### Problem requirements
Repeat the whole listing exactly.

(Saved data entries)
******
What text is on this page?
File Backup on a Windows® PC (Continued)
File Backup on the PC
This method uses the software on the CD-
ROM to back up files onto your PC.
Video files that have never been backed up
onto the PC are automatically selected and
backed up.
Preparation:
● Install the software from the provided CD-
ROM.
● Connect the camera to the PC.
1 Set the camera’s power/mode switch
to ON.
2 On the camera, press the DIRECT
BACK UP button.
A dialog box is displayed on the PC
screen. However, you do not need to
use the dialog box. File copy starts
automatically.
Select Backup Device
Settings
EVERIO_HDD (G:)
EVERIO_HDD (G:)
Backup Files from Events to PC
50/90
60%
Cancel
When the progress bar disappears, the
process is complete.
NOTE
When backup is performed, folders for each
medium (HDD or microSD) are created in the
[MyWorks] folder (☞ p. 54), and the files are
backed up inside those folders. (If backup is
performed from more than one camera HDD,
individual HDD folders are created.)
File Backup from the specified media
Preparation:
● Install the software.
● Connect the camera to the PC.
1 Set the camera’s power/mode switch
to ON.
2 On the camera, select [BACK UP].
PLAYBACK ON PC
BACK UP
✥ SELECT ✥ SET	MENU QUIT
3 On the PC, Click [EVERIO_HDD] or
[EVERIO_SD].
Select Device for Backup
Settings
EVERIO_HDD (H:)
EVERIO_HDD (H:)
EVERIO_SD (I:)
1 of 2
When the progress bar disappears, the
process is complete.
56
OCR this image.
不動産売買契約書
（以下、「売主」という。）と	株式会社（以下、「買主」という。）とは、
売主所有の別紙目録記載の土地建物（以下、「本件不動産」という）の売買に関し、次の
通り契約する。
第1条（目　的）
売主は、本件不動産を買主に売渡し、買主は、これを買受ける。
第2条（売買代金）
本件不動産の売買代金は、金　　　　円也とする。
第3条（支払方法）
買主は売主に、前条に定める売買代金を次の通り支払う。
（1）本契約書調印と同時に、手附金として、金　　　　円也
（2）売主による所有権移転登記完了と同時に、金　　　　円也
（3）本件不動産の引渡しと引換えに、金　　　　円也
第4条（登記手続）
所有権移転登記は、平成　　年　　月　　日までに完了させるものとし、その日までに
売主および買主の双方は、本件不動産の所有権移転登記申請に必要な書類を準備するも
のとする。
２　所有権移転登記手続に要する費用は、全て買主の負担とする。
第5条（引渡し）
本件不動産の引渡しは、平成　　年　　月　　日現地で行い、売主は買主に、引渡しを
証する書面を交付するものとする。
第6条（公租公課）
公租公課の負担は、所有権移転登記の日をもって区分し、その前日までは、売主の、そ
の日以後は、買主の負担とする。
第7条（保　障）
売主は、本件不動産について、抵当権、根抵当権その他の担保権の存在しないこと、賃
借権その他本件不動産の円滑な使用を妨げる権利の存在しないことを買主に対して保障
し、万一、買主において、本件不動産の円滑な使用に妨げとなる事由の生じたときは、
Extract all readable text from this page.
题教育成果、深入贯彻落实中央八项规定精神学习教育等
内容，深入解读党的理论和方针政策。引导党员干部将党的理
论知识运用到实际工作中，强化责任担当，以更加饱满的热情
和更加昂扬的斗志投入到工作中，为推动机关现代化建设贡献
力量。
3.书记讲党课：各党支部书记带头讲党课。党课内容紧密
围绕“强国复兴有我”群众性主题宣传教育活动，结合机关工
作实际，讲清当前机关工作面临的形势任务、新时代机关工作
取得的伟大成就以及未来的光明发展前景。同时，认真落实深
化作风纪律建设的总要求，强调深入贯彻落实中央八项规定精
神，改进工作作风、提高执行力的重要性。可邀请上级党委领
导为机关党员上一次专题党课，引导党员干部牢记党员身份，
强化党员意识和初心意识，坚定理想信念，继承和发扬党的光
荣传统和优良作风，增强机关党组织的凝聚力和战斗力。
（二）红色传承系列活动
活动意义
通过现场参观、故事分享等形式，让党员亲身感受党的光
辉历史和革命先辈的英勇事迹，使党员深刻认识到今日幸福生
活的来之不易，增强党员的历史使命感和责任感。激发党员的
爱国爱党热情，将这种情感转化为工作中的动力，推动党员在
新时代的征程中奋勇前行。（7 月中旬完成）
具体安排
******
### Right answer
What text is on this page?
File Backup on a Windows® PC (Continued)
File Backup on the PC
This method uses the software on the CD-
ROM to back up files onto your PC.
Video files that have never been backed up
onto the PC are automatically selected and
backed up.
Preparation:
● Install the software from the provided CD-
ROM.
● Connect the camera to the PC.
1 Set the camera’s power/mode switch
to ON.
2 On the camera, press the DIRECT
BACK UP button.
A dialog box is displayed on the PC
screen. However, you do not need to
use the dialog box. File copy starts
automatically.
Select Backup Device
Settings
EVERIO_HDD (G:)
EVERIO_HDD (G:)
Backup Files from Events to PC
50/90
60%
Cancel
When the progress bar disappears, the
process is complete.
NOTE
When backup is performed, folders for each
medium (HDD or microSD) are created in the
[MyWorks] folder (☞ p. 54), and the files are
backed up inside those folders. (If backup is
performed from more than one camera HDD,
individual HDD folders are created.)
File Backup from the specified media
Preparation:
● Install the software.
● Connect the camera to the PC.
1 Set the camera’s power/mode switch
to ON.
2 On the camera, select [BACK UP].
PLAYBACK ON PC
BACK UP
✥ SELECT ✥ SET	MENU QUIT
3 On the PC, Click [EVERIO_HDD] or
[EVERIO_SD].
Select Device for Backup
Settings
EVERIO_HDD (H:)
EVERIO_HDD (H:)
EVERIO_SD (I:)
1 of 2
When the progress bar disappears, the
process is complete.
56
OCR this image.
不動産売買契約書
（以下、「売主」という。）と	株式会社（以下、「買主」という。）とは、
売主所有の別紙目録記載の土地建物（以下、「本件不動産」という）の売買に関し、次の
通り契約する。
第1条（目　的）
売主は、本件不動産を買主に売渡し、買主は、これを買受ける。
第2条（売買代金）
本件不動産の売買代金は、金　　　　円也とする。
第3条（支払方法）
買主は売主に、前条に定める売買代金を次の通り支払う。
（1）本契約書調印と同時に、手附金として、金　　　　円也
（2）売主による所有権移転登記完了と同時に、金　　　　円也
（3）本件不動産の引渡しと引換えに、金　　　　円也
第4条（登記手続）
所有権移転登記は、平成　　年　　月　　日までに完了させるものとし、その日までに
売主および買主の双方は、本件不動産の所有権移転登記申請に必要な書類を準備するも
のとする。
２　所有権移転登記手続に要する費用は、全て買主の負担とする。
第5条（引渡し）
本件不動産の引渡しは、平成　　年　　月　　日現地で行い、売主は買主に、引渡しを
証する書面を交付するものとする。
第6条（公租公課）
公租公課の負担は、所有権移転登記の日をもって区分し、その前日までは、売主の、そ
の日以後は、買主の負担とする。
第7条（保　障）
売主は、本件不動産について、抵当権、根抵当権その他の担保権の存在しないこと、賃
借権その他本件不動産の円滑な使用を妨げる権利の存在しないことを買主に対して保障
し、万一、買主において、本件不動産の円滑な使用に妨げとなる事由の生じたときは、
Extract all readable text from this page.
题教育成果、深入贯彻落实中央八项规定精神学习教育等
内容，深入解读党的理论和方针政策。引导党员干部将党的理
论知识运用到实际工作中，强化责任担当，以更加饱满的热情
和更加昂扬的斗志投入到工作中，为推动机关现代化建设贡献
力量。
3.书记讲党课：各党支部书记带头讲党课。党课内容紧密
围绕“强国复兴有我”群众性主题宣传教育活动，结合机关工
作实际，讲清当前机关工作面临的形势任务、新时代机关工作
取得的伟大成就以及未来的光明发展前景。同时，认真落实深
化作风纪律建设的总要求，强调深入贯彻落实中央八项规定精
神，改进工作作风、提高执行力的重要性。可邀请上级党委领
导为机关党员上一次专题党课，引导党员干部牢记党员身份，
强化党员意识和初心意识，坚定理想信念，继承和发扬党的光
荣传统和优良作风，增强机关党组织的凝聚力和战斗力。
（二）红色传承系列活动
活动意义
通过现场参观、故事分享等形式，让党员亲身感受党的光
辉历史和革命先辈的英勇事迹，使党员深刻认识到今日幸福生
活的来之不易，增强党员的历史使命感和责任感。激发党员的
爱国爱党热情，将这种情感转化为工作中的动力，推动党员在
新时代的征程中奋勇前行。（7 月中旬完成）
具体安排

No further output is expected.